- Tarea planteada -
Responde a estas preguntas sobre el artículo acerca de la inmigración que aparece abajo:
(a) ¿Qué origen atribuye el artículo al fenómeno de la inmigración en la Europa contemporánea?
(b) ¿Qué debe ser un límite a las pretensiones del Mercado?
(c) Según el punto 5, ¿de qué es presupuesto el orden?

- Artículo -

*****

El fenómeno de la inmigración, en la Europa contemporánea, tiene un origen enteramente económico: se trata de masas humanas que han llegado atraídas por la promesa de la prosperidad y que nuestros países, a su vez, han acogido gustosamente porque el inmigrante representa una mano de obra poco exigente. Es, pues, el Mercado el que ha alentado la inmigración, y él es quien ha obtenido los rendimientos directos de este proceso. Ahora bien, en una sociedad hay cosas más importantes que el beneficio económico y que el funcionamiento del sistema de producción. Nadie discutirá que vivir en una sociedad rica es mucho más agradable que hacerlo en otra pobre, pero tampoco nadie discutirá que no es sensato ser rico a toda costa y a cualquier precio, convertir la riqueza en horizonte único de la vida colectiva. La supervivencia de la propia sociedad debe ser un límite a las pretensiones del Mercado. Una sociedad –toda sociedad- se apoya en equilibrios delicados que exigen un cierto grado de acuerdo sobre principios, valores, lo cual sólo es posible si existe un grado de correspondiente de homogeneidad, al menos en el plano cultural. Ese es el verdadero contenido de la expresión “cohesión social”: una sociedad está cohesionada cuando se ve a sí misma como una globalidad unida por ciertas cosas comunes. Y si las necesidades del Mercado ponen en riesgo la cohesión social –es decir, ese acuerdo básico sobre unos principios comunes-, entonces habrá que subordinar el Mercado a consideraciones de orden superior.
5. El orden es un presupuesto de la justicia.

*****

- Datos extraídos -
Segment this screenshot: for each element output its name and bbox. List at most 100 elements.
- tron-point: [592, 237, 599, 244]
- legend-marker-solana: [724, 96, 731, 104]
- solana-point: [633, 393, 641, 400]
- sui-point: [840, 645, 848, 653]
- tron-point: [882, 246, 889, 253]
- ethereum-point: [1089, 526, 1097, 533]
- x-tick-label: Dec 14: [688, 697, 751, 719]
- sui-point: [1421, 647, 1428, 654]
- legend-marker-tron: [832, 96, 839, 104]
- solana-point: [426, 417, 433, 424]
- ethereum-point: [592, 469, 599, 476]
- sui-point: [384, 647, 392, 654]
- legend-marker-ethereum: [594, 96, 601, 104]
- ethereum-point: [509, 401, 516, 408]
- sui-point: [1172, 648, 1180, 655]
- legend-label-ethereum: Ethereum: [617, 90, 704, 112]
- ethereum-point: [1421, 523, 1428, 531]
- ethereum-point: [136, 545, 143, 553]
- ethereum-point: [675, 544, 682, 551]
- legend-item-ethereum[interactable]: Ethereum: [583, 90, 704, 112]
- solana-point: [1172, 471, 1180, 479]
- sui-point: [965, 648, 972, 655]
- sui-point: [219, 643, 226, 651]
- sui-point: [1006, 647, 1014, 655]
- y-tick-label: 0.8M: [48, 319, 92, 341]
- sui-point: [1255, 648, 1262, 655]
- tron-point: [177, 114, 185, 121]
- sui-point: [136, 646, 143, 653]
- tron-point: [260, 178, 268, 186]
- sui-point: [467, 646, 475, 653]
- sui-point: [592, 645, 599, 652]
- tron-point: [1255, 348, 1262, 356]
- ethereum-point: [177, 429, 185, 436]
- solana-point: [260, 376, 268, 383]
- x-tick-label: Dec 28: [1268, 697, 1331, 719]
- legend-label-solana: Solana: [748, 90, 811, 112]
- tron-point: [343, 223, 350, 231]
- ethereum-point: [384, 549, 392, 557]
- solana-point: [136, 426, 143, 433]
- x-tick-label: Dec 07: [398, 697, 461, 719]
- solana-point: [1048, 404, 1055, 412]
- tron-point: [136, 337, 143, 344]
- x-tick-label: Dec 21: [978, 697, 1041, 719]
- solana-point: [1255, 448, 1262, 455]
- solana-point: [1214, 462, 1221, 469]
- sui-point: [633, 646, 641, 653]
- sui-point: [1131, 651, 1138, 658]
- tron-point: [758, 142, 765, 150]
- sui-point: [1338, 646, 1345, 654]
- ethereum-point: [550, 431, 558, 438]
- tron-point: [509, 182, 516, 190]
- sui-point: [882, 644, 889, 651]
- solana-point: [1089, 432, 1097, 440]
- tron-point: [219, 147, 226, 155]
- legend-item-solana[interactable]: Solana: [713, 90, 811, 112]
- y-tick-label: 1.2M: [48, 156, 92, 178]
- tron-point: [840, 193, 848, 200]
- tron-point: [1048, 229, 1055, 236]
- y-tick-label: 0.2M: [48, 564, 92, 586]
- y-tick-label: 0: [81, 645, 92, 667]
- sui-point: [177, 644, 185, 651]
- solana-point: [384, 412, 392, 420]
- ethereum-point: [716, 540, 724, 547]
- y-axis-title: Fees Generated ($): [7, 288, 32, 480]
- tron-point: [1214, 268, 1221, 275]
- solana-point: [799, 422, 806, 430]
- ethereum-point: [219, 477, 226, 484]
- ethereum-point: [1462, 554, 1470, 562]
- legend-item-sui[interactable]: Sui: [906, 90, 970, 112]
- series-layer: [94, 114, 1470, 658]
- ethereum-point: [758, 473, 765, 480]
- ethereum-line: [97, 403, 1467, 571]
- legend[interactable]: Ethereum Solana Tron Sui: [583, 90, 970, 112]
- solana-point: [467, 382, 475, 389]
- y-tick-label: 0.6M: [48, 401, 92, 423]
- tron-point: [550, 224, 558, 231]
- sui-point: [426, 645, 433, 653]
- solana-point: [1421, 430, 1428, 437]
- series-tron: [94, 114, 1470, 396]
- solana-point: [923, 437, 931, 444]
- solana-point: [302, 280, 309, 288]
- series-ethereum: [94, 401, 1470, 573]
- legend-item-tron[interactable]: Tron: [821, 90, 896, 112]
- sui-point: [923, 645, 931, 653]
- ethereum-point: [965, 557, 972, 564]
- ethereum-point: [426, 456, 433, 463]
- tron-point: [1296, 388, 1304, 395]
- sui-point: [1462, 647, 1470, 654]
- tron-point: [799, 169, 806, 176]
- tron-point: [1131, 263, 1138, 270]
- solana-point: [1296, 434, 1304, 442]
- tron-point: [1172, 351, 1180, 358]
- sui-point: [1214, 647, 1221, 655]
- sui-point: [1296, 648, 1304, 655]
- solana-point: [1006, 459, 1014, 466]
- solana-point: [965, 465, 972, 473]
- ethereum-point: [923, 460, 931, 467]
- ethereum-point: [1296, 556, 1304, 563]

*****

- Respuesta -
(a) Un origen enteramente económico.
(b) La supervivencia de la propia sociedad.
(c) De la justicia.